Required work
Gather each line in the entries that includes the string "this".

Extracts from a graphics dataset
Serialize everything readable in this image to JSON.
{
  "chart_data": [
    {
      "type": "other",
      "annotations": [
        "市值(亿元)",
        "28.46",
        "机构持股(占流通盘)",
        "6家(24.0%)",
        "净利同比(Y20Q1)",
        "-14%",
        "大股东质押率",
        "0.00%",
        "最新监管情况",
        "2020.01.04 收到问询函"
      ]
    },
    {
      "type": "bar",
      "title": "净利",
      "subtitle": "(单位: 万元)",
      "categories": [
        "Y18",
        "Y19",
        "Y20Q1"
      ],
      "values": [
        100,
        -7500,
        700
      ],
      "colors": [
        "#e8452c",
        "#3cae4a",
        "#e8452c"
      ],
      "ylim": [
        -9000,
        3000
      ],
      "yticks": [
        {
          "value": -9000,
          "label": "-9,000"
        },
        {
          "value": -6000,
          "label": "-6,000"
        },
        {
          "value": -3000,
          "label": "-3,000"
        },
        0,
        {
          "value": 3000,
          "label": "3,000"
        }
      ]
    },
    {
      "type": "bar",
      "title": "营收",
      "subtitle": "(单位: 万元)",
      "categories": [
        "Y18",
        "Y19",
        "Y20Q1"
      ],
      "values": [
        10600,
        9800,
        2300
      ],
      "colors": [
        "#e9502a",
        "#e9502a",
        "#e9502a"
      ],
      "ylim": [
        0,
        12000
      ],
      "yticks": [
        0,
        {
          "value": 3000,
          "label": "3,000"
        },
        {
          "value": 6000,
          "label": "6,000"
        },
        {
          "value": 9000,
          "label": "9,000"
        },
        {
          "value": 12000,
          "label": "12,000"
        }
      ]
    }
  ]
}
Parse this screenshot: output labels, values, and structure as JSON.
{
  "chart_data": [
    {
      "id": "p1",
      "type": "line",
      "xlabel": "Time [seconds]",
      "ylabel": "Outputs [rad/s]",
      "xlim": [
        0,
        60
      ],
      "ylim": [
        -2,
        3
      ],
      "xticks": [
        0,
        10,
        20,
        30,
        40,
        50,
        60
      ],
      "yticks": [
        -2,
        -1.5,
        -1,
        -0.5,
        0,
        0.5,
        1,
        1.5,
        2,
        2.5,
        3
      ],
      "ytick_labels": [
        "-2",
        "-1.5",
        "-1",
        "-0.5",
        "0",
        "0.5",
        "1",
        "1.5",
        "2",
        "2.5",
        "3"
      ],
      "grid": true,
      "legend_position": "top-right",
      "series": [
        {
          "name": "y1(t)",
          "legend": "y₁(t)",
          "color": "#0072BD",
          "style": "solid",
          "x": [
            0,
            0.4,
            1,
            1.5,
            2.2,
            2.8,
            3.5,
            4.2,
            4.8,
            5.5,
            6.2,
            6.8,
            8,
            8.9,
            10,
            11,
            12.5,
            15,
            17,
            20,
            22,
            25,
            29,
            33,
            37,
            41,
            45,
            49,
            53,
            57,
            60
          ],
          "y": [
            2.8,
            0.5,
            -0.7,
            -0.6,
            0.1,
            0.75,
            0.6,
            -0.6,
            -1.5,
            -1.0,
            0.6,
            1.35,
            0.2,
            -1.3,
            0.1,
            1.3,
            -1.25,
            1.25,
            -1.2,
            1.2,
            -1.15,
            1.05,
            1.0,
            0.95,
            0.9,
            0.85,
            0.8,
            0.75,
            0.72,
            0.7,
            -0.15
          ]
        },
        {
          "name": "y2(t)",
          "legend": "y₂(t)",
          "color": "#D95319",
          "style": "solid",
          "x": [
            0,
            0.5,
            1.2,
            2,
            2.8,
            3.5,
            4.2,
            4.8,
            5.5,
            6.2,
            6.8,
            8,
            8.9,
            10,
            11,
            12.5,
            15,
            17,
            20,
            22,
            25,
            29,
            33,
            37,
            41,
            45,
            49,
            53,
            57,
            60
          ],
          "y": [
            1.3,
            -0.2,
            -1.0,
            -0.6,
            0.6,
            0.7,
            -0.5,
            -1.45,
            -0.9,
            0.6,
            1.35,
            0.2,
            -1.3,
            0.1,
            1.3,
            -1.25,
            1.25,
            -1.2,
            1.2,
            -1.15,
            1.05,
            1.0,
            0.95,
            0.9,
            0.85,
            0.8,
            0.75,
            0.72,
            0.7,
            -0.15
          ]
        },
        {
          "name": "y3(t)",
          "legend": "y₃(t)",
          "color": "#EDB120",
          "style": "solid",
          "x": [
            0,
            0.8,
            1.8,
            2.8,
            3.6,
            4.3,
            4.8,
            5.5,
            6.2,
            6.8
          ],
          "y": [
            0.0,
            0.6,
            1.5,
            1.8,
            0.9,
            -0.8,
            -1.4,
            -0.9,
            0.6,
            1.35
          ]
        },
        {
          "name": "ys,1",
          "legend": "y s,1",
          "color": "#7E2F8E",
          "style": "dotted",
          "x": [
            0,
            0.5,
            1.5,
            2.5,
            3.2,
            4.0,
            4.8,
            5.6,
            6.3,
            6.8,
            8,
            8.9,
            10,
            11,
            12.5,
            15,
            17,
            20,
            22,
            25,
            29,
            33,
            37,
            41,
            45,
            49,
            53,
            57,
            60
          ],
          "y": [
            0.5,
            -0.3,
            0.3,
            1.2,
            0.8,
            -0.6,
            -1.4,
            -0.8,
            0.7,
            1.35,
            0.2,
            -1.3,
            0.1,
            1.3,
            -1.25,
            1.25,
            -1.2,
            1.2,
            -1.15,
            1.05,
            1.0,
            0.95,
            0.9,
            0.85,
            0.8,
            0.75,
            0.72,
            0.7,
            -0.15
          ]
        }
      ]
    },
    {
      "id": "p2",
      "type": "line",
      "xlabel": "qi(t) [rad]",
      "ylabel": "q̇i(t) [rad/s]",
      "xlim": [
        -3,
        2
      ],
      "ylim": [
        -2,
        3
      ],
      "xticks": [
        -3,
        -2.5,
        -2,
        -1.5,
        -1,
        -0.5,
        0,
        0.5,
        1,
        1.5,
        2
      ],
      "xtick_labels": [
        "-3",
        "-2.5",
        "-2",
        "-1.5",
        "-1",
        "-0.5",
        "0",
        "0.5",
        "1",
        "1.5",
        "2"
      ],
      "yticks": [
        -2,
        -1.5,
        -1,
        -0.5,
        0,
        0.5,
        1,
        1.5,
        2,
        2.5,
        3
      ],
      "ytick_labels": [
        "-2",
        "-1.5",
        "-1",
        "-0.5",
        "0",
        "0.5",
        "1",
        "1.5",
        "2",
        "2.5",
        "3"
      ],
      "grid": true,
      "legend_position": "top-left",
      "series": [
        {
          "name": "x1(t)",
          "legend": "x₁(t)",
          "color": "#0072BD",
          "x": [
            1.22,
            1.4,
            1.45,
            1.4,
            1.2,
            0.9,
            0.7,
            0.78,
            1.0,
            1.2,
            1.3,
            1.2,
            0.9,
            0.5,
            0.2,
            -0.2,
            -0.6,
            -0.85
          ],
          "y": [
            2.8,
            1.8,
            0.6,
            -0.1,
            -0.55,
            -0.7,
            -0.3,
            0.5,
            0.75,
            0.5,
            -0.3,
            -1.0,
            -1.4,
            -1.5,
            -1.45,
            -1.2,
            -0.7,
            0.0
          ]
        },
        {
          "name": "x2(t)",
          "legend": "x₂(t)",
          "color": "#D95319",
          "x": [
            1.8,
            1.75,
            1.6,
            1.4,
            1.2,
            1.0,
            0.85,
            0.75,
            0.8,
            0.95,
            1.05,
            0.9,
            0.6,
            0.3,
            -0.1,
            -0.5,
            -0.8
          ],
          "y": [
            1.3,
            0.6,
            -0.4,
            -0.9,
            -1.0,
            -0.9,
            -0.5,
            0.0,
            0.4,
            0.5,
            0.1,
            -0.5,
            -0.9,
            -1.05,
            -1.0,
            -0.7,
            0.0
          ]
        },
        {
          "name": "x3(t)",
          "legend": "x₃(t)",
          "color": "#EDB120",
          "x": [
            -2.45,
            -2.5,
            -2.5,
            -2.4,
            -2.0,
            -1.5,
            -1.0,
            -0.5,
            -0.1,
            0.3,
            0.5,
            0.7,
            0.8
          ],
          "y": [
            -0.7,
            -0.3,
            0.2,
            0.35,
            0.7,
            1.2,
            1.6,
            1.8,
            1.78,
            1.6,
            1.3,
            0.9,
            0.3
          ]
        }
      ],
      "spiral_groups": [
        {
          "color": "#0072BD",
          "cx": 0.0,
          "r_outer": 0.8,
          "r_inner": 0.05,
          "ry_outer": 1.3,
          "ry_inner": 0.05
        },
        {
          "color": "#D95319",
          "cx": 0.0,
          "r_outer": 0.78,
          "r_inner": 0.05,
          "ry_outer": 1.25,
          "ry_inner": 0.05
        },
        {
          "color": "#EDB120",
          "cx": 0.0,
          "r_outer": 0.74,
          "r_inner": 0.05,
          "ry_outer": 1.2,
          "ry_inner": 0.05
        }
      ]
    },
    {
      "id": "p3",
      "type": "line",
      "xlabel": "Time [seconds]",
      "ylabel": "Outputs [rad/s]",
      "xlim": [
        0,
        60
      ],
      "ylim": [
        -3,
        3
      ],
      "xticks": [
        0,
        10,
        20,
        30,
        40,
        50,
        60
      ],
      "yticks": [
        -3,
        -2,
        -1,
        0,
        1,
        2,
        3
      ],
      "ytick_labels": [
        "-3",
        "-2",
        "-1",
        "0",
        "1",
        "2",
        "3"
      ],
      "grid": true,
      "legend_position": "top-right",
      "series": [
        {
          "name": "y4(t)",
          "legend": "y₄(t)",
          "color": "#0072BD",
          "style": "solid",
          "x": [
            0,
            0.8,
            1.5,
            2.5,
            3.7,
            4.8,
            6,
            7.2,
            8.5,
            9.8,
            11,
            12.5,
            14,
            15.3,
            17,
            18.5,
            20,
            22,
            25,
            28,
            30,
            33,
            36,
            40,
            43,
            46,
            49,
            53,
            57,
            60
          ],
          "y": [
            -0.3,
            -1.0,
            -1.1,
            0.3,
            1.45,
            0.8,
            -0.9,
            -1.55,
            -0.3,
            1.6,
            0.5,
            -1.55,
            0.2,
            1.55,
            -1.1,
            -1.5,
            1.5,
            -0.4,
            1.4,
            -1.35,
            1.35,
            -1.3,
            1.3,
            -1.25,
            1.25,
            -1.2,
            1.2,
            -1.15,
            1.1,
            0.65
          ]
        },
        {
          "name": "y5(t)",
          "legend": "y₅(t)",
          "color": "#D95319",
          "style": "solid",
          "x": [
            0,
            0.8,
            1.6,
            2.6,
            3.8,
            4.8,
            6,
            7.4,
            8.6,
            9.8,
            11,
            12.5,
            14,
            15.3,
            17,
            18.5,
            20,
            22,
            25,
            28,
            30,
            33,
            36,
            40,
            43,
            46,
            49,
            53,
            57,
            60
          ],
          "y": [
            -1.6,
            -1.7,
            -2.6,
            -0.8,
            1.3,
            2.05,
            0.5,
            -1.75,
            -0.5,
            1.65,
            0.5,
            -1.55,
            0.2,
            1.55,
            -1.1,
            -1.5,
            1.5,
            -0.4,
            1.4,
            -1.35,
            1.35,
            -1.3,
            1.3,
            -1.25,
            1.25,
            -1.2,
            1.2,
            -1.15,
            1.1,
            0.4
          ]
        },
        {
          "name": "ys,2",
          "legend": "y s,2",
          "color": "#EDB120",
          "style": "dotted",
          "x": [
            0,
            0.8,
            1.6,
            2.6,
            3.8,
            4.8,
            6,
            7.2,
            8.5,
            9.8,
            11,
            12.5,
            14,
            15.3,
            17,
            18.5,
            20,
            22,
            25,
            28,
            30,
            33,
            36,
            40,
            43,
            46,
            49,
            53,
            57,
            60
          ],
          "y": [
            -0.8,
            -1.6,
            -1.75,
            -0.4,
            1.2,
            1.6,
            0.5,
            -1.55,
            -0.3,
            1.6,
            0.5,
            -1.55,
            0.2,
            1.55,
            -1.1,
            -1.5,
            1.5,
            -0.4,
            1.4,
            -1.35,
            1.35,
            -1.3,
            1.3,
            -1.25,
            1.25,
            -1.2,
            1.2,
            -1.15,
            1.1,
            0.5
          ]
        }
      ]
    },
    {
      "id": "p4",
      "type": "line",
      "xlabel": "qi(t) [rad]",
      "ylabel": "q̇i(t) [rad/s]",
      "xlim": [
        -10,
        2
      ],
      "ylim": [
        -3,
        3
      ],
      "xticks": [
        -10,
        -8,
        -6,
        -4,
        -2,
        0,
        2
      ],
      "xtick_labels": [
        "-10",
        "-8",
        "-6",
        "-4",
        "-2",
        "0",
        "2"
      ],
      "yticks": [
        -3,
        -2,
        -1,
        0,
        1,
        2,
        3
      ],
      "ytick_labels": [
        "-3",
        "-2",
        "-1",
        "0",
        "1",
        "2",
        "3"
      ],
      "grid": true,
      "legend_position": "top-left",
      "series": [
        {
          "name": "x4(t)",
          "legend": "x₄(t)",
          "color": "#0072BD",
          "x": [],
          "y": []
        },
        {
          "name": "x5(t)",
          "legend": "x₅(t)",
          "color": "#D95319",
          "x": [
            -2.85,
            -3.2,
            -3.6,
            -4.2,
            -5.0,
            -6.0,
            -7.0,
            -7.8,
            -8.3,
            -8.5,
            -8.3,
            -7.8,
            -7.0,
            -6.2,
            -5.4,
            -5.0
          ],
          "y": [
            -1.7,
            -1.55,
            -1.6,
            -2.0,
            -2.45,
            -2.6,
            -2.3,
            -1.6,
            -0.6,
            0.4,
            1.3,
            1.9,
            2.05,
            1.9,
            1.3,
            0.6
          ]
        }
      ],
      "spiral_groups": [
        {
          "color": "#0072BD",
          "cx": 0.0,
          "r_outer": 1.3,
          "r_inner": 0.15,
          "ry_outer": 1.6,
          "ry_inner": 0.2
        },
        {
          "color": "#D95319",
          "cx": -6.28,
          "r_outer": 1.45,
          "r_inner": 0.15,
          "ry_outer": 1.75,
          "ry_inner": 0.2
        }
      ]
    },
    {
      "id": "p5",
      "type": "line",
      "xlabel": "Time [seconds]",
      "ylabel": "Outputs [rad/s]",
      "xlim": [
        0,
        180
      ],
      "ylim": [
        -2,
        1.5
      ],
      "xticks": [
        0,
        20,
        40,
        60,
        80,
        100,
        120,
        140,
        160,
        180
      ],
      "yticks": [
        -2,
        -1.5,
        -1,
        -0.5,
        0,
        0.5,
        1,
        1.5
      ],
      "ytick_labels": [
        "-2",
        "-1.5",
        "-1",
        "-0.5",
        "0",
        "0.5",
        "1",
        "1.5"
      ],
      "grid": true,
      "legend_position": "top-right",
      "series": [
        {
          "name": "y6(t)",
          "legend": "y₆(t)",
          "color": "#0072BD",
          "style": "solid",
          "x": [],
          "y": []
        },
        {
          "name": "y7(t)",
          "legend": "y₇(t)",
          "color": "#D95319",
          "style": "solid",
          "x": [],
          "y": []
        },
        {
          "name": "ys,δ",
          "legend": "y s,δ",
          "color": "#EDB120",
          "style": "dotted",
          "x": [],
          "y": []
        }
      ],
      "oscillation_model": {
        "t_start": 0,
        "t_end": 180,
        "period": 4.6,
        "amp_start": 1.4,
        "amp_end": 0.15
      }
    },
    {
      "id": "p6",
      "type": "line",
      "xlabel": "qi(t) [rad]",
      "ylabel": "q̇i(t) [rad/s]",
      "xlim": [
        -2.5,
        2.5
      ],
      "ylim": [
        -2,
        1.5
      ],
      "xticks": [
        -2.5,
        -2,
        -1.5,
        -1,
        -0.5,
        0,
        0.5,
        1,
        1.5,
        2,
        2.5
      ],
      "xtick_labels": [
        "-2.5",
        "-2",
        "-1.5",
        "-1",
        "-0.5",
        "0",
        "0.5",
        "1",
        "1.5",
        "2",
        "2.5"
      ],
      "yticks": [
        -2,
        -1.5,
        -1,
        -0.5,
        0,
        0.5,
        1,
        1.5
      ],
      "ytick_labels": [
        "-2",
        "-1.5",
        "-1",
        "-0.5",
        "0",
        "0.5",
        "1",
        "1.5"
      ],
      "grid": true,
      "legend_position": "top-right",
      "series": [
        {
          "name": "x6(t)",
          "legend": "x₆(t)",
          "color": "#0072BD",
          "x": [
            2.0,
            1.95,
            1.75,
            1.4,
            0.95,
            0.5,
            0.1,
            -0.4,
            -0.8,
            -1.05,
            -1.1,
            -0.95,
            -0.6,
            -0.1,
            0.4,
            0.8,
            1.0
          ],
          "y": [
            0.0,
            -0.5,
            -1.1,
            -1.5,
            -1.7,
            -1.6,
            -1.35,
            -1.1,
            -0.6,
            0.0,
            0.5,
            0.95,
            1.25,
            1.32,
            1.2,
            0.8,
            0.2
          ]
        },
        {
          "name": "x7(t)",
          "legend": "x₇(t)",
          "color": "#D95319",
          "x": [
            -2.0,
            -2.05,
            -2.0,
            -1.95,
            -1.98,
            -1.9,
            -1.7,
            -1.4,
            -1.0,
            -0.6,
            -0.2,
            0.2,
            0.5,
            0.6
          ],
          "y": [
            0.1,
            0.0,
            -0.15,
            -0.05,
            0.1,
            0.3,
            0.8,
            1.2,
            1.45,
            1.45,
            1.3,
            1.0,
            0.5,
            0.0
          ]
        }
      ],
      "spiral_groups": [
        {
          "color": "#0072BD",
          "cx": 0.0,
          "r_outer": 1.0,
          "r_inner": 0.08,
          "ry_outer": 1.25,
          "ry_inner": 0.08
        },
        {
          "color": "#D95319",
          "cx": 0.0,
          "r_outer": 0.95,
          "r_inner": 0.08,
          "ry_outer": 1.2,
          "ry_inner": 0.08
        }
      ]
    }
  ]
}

Finished exercise
Serialize everything readable in this image to JSON.
Parse this screenshot: output labels, values, and structure as JSON.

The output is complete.